◆ Exercise data ◆
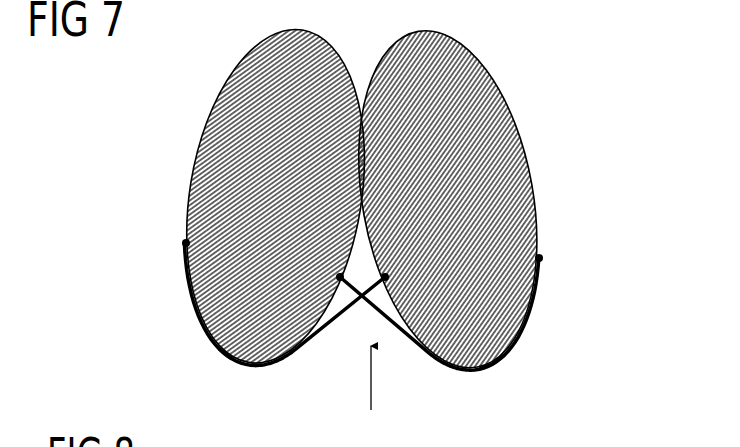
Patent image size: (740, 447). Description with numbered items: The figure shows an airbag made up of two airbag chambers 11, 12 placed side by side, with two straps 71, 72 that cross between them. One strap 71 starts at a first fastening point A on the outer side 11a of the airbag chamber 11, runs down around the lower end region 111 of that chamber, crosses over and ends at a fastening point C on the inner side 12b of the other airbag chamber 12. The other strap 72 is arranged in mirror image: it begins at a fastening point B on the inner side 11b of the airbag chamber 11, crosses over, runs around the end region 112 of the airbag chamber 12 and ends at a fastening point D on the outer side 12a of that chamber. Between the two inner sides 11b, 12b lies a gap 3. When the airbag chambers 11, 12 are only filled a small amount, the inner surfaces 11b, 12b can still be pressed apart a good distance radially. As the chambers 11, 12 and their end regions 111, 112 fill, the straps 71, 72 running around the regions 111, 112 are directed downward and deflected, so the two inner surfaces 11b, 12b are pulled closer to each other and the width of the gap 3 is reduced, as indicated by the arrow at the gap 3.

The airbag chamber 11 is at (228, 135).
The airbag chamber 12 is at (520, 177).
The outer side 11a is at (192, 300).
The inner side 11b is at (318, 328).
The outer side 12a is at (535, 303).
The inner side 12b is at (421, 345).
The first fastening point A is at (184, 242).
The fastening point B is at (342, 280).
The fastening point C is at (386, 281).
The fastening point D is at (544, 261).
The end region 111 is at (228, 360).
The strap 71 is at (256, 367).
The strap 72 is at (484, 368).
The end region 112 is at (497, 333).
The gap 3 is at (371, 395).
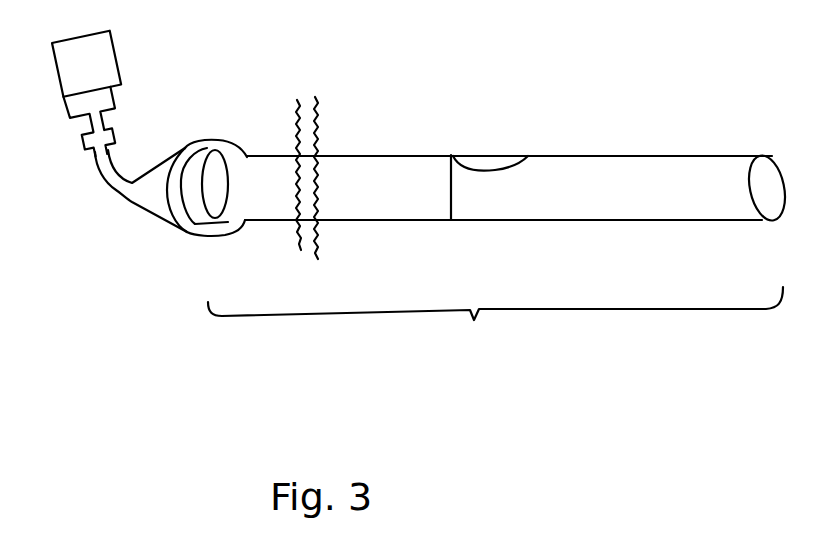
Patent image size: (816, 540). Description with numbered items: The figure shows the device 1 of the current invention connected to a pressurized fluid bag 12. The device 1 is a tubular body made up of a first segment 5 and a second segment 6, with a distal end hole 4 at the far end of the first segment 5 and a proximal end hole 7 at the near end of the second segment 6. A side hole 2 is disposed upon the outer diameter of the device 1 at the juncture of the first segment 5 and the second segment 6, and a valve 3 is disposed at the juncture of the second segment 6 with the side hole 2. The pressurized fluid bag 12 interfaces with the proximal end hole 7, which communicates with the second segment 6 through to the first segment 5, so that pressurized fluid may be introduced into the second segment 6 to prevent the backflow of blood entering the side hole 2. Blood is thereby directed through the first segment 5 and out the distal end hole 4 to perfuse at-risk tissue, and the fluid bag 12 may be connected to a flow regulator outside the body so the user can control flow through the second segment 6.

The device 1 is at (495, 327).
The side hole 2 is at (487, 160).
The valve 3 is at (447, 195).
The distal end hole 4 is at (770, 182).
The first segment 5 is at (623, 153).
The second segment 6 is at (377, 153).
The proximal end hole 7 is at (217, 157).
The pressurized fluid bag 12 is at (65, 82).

◆ Problem details ◆
Pick out each line of the data above that contains the word "proximal", matching case exactly, and copy those lines.

◆ Exercise output ◆
Patent image size: (816, 540). Description with numbered items: The figure shows the device 1 of the current invention connected to a pressurized fluid bag 12. The device 1 is a tubular body made up of a first segment 5 and a second segment 6, with a distal end hole 4 at the far end of the first segment 5 and a proximal end hole 7 at the near end of the second segment 6. A side hole 2 is disposed upon the outer diameter of the device 1 at the juncture of the first segment 5 and the second segment 6, and a valve 3 is disposed at the juncture of the second segment 6 with the side hole 2. The pressurized fluid bag 12 interfaces with the proximal end hole 7, which communicates with the second segment 6 through to the first segment 5, so that pressurized fluid may be introduced into the second segment 6 to prevent the backflow of blood entering the side hole 2. Blood is thereby directed through the first segment 5 and out the distal end hole 4 to perfuse at-risk tissue, and the fluid bag 12 may be connected to a flow regulator outside the body so the user can control flow through the second segment 6.
The proximal end hole 7 is at (217, 157).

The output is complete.